--- DIRECTION ---
Reproduce word for word the part of the records that runs from the very beginning through the line containing "y-coordinate-cell: 5173982.00: [389, 490, 533, 519]", both ends included.

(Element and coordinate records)
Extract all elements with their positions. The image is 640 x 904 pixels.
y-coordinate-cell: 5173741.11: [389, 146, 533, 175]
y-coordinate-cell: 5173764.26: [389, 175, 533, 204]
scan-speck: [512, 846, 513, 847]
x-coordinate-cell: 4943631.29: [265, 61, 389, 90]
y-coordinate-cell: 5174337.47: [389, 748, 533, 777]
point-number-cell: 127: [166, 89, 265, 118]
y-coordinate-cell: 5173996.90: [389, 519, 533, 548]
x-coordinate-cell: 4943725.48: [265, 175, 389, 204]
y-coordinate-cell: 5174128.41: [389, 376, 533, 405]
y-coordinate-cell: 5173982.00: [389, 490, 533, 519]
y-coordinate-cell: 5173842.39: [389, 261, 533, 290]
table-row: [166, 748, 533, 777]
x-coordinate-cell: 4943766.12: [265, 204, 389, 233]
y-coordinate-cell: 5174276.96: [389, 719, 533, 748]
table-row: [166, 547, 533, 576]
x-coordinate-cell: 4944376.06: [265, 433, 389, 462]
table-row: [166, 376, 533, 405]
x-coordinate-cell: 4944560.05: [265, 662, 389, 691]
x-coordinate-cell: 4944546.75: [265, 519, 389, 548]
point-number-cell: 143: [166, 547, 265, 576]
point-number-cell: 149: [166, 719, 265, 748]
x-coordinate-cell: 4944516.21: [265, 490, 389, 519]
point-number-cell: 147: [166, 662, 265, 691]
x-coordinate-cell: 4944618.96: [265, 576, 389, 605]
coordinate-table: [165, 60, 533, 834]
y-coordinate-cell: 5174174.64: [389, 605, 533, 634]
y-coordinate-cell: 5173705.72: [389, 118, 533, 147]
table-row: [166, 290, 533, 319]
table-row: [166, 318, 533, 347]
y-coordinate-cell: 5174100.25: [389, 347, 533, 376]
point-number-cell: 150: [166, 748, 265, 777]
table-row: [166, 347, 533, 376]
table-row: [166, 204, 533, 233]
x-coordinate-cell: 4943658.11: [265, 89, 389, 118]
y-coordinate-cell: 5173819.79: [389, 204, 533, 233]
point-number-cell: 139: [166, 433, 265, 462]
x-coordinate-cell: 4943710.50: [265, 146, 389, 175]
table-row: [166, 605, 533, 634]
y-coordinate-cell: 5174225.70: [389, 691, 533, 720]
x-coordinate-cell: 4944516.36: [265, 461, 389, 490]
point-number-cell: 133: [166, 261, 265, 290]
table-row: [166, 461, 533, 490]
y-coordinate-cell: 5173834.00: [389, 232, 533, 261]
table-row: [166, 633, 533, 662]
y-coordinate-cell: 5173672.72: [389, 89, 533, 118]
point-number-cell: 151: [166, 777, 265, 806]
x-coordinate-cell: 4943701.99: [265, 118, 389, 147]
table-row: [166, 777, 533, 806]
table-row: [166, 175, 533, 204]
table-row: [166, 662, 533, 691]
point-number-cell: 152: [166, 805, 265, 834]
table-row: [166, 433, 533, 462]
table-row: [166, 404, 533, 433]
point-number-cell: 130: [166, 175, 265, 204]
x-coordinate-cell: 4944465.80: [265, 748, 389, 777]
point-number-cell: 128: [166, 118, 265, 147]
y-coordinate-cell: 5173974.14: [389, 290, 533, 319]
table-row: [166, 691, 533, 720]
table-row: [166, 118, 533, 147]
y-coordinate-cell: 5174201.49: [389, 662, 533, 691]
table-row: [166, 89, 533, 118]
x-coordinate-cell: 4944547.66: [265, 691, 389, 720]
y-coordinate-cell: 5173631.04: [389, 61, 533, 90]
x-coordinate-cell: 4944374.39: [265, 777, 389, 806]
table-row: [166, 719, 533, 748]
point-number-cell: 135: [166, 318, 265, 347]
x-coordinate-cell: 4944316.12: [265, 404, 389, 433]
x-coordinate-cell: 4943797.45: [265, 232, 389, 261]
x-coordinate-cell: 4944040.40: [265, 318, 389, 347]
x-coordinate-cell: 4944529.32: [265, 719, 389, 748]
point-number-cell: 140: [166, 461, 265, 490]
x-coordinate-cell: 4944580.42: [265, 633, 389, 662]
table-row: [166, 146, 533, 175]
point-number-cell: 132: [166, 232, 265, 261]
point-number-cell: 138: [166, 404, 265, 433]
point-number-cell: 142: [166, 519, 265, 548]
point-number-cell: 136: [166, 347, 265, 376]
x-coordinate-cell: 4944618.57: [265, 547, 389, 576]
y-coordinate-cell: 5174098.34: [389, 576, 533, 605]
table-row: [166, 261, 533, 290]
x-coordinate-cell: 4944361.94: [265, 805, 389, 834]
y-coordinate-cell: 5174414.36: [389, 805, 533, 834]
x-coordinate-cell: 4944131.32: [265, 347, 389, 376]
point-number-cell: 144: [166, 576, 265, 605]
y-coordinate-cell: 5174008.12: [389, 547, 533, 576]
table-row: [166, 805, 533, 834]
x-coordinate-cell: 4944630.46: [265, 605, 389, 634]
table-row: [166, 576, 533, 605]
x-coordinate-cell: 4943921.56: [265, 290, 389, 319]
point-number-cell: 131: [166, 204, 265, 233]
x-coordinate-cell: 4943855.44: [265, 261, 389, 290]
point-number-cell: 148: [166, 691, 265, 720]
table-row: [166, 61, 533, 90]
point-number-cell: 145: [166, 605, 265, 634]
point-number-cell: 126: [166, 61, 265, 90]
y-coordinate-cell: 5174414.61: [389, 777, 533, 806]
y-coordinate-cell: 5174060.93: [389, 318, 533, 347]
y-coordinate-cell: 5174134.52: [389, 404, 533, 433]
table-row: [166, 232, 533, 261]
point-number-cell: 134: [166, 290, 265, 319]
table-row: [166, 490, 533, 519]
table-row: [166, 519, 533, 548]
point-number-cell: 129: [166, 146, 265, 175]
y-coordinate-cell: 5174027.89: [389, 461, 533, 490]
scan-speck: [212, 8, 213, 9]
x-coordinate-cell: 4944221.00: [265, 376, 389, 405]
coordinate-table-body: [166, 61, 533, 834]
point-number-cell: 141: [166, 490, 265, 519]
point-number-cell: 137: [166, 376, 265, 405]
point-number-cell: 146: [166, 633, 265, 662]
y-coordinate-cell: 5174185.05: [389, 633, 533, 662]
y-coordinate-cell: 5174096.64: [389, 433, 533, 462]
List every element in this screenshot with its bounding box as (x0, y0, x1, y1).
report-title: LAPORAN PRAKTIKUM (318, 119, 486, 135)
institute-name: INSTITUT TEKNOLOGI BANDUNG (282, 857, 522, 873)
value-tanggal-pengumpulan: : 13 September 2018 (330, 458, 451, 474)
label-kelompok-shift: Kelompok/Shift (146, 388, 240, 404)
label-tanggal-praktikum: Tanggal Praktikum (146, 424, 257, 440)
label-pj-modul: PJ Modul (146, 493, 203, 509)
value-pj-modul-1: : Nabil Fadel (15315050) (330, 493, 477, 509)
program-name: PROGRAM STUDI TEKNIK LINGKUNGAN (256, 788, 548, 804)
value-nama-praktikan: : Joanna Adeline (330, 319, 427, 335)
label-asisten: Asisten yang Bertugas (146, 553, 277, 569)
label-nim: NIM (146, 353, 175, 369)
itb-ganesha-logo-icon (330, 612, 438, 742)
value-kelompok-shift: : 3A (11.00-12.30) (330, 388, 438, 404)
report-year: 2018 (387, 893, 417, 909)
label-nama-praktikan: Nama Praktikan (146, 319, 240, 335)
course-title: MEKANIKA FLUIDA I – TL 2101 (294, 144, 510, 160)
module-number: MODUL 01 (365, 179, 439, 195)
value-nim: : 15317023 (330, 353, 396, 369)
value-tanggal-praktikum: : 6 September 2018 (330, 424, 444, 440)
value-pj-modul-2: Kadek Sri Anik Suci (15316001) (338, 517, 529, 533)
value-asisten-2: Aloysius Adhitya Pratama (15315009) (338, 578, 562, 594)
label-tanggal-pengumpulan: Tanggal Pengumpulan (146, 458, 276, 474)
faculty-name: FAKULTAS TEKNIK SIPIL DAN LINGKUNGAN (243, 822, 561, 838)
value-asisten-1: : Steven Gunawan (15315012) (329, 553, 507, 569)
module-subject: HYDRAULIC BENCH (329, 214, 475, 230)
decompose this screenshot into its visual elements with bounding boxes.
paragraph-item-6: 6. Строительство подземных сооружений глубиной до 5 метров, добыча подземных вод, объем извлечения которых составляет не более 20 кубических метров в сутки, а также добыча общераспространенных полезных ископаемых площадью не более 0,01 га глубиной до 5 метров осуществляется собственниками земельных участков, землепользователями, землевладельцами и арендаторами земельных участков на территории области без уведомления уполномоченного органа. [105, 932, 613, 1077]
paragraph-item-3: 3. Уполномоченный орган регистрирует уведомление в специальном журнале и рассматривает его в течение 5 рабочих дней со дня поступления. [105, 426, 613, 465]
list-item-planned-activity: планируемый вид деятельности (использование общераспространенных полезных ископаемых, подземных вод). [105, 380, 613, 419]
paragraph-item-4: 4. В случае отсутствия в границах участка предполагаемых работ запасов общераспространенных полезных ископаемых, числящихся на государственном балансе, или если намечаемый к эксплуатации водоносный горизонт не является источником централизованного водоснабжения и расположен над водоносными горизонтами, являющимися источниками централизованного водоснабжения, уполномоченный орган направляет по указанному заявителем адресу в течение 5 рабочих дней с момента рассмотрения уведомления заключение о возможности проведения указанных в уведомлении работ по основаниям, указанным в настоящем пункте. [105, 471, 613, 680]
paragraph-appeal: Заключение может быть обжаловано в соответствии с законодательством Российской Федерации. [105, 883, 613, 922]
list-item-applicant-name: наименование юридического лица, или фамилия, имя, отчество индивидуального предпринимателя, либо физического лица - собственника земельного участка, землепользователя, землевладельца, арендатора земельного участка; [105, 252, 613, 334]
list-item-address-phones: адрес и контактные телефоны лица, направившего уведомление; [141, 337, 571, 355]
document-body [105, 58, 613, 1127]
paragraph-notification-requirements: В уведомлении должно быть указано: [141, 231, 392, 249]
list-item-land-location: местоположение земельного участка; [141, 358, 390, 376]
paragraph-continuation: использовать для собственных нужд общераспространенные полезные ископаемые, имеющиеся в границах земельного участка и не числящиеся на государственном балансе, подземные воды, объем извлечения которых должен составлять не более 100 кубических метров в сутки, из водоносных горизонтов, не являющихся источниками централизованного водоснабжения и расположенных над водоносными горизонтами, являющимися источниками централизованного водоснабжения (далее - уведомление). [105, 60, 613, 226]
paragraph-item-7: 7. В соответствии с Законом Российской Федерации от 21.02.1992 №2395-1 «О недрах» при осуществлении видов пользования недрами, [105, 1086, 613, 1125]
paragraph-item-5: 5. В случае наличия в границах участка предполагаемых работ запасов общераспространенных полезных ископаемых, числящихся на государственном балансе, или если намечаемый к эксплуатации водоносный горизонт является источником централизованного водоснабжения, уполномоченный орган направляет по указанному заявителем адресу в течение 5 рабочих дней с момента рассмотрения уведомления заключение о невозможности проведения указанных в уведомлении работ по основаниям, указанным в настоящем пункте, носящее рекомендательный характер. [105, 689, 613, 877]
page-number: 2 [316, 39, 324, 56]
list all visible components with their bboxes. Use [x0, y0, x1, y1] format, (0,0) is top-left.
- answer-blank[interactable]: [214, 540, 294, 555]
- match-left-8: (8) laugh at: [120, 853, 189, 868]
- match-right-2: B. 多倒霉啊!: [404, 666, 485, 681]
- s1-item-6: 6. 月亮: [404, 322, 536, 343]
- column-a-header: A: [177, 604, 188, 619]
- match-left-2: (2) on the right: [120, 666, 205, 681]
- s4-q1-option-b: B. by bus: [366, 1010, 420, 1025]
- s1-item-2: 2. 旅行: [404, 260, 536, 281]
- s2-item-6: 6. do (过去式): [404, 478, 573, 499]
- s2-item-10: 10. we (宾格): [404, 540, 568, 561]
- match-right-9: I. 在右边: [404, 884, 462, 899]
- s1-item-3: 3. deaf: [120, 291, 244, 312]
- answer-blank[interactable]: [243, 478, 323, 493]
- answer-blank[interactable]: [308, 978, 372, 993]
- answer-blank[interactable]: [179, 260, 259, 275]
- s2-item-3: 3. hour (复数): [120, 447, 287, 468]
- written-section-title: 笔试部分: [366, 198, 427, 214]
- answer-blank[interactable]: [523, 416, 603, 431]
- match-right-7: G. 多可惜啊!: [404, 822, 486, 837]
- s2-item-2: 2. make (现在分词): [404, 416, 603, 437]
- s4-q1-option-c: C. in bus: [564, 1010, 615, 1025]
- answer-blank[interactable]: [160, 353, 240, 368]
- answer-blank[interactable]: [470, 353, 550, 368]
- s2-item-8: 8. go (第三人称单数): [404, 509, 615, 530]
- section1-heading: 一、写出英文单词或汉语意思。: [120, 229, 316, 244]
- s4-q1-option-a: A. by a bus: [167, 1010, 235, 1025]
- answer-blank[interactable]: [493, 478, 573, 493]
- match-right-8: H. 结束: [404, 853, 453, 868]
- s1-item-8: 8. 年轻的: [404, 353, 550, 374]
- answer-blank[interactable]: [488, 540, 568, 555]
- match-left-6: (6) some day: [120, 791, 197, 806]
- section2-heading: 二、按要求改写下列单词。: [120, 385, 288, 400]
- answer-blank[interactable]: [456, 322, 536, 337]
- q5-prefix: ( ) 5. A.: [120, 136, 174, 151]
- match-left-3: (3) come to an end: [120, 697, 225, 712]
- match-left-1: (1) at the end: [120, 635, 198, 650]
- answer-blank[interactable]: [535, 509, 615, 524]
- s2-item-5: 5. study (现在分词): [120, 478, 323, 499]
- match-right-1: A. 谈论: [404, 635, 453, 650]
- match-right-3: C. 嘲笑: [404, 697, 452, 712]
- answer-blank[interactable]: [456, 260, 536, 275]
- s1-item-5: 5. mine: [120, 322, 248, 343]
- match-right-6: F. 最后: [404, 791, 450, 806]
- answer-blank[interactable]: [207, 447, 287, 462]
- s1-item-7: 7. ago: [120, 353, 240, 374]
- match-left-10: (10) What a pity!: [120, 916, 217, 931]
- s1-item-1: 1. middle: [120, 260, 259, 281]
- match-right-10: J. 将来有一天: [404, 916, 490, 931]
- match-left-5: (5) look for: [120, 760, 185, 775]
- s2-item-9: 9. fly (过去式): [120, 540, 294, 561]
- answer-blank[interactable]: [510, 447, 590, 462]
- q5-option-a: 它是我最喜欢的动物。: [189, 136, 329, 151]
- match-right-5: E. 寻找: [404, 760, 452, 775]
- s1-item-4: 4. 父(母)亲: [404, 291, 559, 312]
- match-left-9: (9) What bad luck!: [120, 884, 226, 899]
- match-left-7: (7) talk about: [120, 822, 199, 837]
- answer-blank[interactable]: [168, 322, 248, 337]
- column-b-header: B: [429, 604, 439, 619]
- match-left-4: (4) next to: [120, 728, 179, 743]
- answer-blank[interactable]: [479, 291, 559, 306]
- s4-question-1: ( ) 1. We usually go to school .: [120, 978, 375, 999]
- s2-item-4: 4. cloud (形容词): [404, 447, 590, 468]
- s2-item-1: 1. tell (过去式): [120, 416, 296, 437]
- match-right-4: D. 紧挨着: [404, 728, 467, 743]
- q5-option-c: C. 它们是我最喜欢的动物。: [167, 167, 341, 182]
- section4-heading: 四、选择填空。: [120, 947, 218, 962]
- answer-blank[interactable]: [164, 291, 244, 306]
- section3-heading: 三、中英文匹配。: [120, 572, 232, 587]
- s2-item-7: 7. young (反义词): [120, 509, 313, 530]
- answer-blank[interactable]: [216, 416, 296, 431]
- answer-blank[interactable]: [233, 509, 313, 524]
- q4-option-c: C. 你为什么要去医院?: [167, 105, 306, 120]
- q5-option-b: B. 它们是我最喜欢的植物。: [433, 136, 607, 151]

--- RESPONSE ---
Extract all elements with their positions. The image is 640 x 904 pixels.
y-coordinate-cell: 5173741.11: [389, 146, 533, 175]
y-coordinate-cell: 5173764.26: [389, 175, 533, 204]
scan-speck: [512, 846, 513, 847]
x-coordinate-cell: 4943631.29: [265, 61, 389, 90]
y-coordinate-cell: 5174337.47: [389, 748, 533, 777]
point-number-cell: 127: [166, 89, 265, 118]
y-coordinate-cell: 5173996.90: [389, 519, 533, 548]
x-coordinate-cell: 4943725.48: [265, 175, 389, 204]
y-coordinate-cell: 5174128.41: [389, 376, 533, 405]
y-coordinate-cell: 5173982.00: [389, 490, 533, 519]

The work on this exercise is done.